▶ Information provided:
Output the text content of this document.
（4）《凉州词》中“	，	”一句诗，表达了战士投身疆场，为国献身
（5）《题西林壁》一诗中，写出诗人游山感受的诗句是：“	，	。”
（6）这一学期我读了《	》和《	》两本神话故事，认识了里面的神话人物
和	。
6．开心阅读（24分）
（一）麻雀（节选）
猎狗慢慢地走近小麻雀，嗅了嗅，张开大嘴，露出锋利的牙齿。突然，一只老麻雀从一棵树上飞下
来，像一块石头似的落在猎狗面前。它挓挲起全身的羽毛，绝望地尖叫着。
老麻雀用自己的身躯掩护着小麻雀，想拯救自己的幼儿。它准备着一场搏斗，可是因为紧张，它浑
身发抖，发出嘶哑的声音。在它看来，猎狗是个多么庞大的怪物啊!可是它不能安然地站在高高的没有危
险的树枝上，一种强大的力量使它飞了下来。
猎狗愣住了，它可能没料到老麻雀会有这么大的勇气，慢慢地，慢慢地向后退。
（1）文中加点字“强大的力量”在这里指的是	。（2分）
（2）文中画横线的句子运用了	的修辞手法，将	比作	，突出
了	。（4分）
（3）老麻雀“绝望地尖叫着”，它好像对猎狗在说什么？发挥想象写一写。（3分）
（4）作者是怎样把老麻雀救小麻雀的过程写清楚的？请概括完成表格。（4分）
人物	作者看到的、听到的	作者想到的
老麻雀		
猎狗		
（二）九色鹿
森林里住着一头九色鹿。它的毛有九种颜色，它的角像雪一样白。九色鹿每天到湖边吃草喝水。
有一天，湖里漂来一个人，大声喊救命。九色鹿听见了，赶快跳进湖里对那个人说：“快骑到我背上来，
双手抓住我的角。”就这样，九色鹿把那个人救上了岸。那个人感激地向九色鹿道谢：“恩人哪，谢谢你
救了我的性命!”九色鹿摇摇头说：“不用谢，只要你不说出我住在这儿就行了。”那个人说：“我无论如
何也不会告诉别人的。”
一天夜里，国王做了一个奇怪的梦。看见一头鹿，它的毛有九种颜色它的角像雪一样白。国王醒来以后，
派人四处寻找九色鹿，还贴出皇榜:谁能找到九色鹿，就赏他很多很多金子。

▶ What the exercise asks:
Repeat the material from above exactly, word for word.

▶ Solution to the problem:
Output the text content of this document.
（4）《凉州词》中“	，	”一句诗，表达了战士投身疆场，为国献身
（5）《题西林壁》一诗中，写出诗人游山感受的诗句是：“	，	。”
（6）这一学期我读了《	》和《	》两本神话故事，认识了里面的神话人物
和	。
6．开心阅读（24分）
（一）麻雀（节选）
猎狗慢慢地走近小麻雀，嗅了嗅，张开大嘴，露出锋利的牙齿。突然，一只老麻雀从一棵树上飞下
来，像一块石头似的落在猎狗面前。它挓挲起全身的羽毛，绝望地尖叫着。
老麻雀用自己的身躯掩护着小麻雀，想拯救自己的幼儿。它准备着一场搏斗，可是因为紧张，它浑
身发抖，发出嘶哑的声音。在它看来，猎狗是个多么庞大的怪物啊!可是它不能安然地站在高高的没有危
险的树枝上，一种强大的力量使它飞了下来。
猎狗愣住了，它可能没料到老麻雀会有这么大的勇气，慢慢地，慢慢地向后退。
（1）文中加点字“强大的力量”在这里指的是	。（2分）
（2）文中画横线的句子运用了	的修辞手法，将	比作	，突出
了	。（4分）
（3）老麻雀“绝望地尖叫着”，它好像对猎狗在说什么？发挥想象写一写。（3分）
（4）作者是怎样把老麻雀救小麻雀的过程写清楚的？请概括完成表格。（4分）
人物	作者看到的、听到的	作者想到的
老麻雀		
猎狗		
（二）九色鹿
森林里住着一头九色鹿。它的毛有九种颜色，它的角像雪一样白。九色鹿每天到湖边吃草喝水。
有一天，湖里漂来一个人，大声喊救命。九色鹿听见了，赶快跳进湖里对那个人说：“快骑到我背上来，
双手抓住我的角。”就这样，九色鹿把那个人救上了岸。那个人感激地向九色鹿道谢：“恩人哪，谢谢你
救了我的性命!”九色鹿摇摇头说：“不用谢，只要你不说出我住在这儿就行了。”那个人说：“我无论如
何也不会告诉别人的。”
一天夜里，国王做了一个奇怪的梦。看见一头鹿，它的毛有九种颜色它的角像雪一样白。国王醒来以后，
派人四处寻找九色鹿，还贴出皇榜:谁能找到九色鹿，就赏他很多很多金子。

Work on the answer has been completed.